GOAL:
Change every "value-cell" in the lines below to "data-cell", and give all the lines again with nothing else altered.
--- BEGIN DATASET ROWS ---
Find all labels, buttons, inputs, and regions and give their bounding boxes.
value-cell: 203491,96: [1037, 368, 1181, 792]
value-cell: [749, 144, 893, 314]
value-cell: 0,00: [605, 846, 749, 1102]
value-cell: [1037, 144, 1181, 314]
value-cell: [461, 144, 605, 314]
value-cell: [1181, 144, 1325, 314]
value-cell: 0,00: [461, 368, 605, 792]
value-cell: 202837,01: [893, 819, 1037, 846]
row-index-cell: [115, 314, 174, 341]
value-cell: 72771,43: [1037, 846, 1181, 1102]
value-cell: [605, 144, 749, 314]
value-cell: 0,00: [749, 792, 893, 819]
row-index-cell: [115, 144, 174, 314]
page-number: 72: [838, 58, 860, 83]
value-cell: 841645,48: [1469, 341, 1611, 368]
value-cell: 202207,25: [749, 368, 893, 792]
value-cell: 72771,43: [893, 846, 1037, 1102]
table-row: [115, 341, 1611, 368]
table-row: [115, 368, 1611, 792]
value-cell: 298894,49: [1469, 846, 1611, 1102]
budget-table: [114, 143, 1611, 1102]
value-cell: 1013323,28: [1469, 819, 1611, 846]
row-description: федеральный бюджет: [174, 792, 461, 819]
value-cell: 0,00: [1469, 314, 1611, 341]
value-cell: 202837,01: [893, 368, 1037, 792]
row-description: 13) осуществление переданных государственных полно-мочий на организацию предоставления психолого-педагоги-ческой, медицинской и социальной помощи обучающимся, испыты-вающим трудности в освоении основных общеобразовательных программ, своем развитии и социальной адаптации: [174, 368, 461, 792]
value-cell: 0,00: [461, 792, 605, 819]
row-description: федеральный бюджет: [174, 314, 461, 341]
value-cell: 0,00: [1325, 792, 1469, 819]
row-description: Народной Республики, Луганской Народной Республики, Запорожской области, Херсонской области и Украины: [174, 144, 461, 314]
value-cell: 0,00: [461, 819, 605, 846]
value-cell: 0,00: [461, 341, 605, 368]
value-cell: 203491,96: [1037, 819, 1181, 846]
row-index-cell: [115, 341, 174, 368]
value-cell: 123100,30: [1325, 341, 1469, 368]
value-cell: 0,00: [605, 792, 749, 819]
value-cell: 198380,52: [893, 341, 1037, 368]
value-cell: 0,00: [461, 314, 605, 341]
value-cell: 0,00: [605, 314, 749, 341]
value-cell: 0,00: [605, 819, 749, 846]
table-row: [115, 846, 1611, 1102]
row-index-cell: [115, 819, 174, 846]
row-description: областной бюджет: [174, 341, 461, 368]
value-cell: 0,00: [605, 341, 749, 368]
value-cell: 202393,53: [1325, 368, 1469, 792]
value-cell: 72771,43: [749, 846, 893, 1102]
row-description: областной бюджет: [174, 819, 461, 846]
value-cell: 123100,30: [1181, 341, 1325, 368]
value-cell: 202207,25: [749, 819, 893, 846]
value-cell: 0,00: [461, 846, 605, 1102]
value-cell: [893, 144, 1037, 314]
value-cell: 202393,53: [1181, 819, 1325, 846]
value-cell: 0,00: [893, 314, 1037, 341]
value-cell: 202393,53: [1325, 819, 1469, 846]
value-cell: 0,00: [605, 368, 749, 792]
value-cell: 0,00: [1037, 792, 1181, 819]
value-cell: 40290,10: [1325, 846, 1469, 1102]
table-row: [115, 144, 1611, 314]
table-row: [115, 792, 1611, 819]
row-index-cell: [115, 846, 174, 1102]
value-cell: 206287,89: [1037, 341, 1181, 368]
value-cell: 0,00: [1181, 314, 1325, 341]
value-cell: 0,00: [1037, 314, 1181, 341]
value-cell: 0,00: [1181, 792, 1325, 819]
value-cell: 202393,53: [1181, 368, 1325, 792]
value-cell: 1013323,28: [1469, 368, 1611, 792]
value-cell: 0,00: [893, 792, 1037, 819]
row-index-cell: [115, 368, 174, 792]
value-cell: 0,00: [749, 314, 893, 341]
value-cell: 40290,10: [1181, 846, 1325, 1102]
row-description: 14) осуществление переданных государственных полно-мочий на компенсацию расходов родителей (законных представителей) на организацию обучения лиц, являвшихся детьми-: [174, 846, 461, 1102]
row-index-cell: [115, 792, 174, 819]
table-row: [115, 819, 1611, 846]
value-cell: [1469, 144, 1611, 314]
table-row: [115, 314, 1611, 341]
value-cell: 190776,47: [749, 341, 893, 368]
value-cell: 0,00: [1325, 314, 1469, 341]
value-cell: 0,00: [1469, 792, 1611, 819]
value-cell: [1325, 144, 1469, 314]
--- END DATASET ROWS ---
FINAL ANSWER:
Find all labels, buttons, inputs, and regions and give their bounding boxes.
data-cell: 203491,96: [1037, 368, 1181, 792]
data-cell: [749, 144, 893, 314]
data-cell: 0,00: [605, 846, 749, 1102]
data-cell: [1037, 144, 1181, 314]
data-cell: [461, 144, 605, 314]
data-cell: [1181, 144, 1325, 314]
data-cell: 0,00: [461, 368, 605, 792]
data-cell: 202837,01: [893, 819, 1037, 846]
row-index-cell: [115, 314, 174, 341]
data-cell: 72771,43: [1037, 846, 1181, 1102]
data-cell: [605, 144, 749, 314]
data-cell: 0,00: [749, 792, 893, 819]
row-index-cell: [115, 144, 174, 314]
page-number: 72: [838, 58, 860, 83]
data-cell: 841645,48: [1469, 341, 1611, 368]
data-cell: 202207,25: [749, 368, 893, 792]
data-cell: 72771,43: [893, 846, 1037, 1102]
table-row: [115, 341, 1611, 368]
table-row: [115, 368, 1611, 792]
data-cell: 298894,49: [1469, 846, 1611, 1102]
budget-table: [114, 143, 1611, 1102]
data-cell: 1013323,28: [1469, 819, 1611, 846]
row-description: федеральный бюджет: [174, 792, 461, 819]
data-cell: 0,00: [1469, 314, 1611, 341]
data-cell: 202837,01: [893, 368, 1037, 792]
row-description: 13) осуществление переданных государственных полно-мочий на организацию предоставления психолого-педагоги-ческой, медицинской и социальной помощи обучающимся, испыты-вающим трудности в освоении основных общеобразовательных программ, своем развитии и социальной адаптации: [174, 368, 461, 792]
data-cell: 0,00: [461, 792, 605, 819]
row-description: федеральный бюджет: [174, 314, 461, 341]
data-cell: 0,00: [1325, 792, 1469, 819]
row-description: Народной Республики, Луганской Народной Республики, Запорожской области, Херсонской области и Украины: [174, 144, 461, 314]
data-cell: 0,00: [461, 819, 605, 846]
data-cell: 0,00: [461, 341, 605, 368]
data-cell: 203491,96: [1037, 819, 1181, 846]
row-index-cell: [115, 341, 174, 368]
data-cell: 123100,30: [1325, 341, 1469, 368]
data-cell: 0,00: [605, 792, 749, 819]
data-cell: 198380,52: [893, 341, 1037, 368]
data-cell: 0,00: [461, 314, 605, 341]
data-cell: 0,00: [605, 314, 749, 341]
data-cell: 0,00: [605, 819, 749, 846]
table-row: [115, 846, 1611, 1102]
row-index-cell: [115, 819, 174, 846]
row-description: областной бюджет: [174, 341, 461, 368]
data-cell: 0,00: [605, 341, 749, 368]
data-cell: 202393,53: [1325, 368, 1469, 792]
data-cell: 72771,43: [749, 846, 893, 1102]
row-description: областной бюджет: [174, 819, 461, 846]
data-cell: 123100,30: [1181, 341, 1325, 368]
data-cell: 202207,25: [749, 819, 893, 846]
data-cell: 0,00: [461, 846, 605, 1102]
data-cell: [893, 144, 1037, 314]
data-cell: 202393,53: [1181, 819, 1325, 846]
data-cell: 0,00: [893, 314, 1037, 341]
data-cell: 202393,53: [1325, 819, 1469, 846]
data-cell: 0,00: [605, 368, 749, 792]
data-cell: 0,00: [1037, 792, 1181, 819]
data-cell: 40290,10: [1325, 846, 1469, 1102]
table-row: [115, 144, 1611, 314]
table-row: [115, 792, 1611, 819]
row-index-cell: [115, 846, 174, 1102]
data-cell: 206287,89: [1037, 341, 1181, 368]
data-cell: 0,00: [1181, 314, 1325, 341]
data-cell: 0,00: [1037, 314, 1181, 341]
data-cell: 0,00: [1181, 792, 1325, 819]
data-cell: 202393,53: [1181, 368, 1325, 792]
data-cell: 1013323,28: [1469, 368, 1611, 792]
data-cell: 0,00: [893, 792, 1037, 819]
row-index-cell: [115, 368, 174, 792]
data-cell: 0,00: [749, 314, 893, 341]
data-cell: 40290,10: [1181, 846, 1325, 1102]
row-description: 14) осуществление переданных государственных полно-мочий на компенсацию расходов родителей (законных представителей) на организацию обучения лиц, являвшихся детьми-: [174, 846, 461, 1102]
row-index-cell: [115, 792, 174, 819]
table-row: [115, 819, 1611, 846]
data-cell: [1469, 144, 1611, 314]
table-row: [115, 314, 1611, 341]
data-cell: 190776,47: [749, 341, 893, 368]
data-cell: 0,00: [1325, 314, 1469, 341]
data-cell: 0,00: [1469, 792, 1611, 819]
data-cell: [1325, 144, 1469, 314]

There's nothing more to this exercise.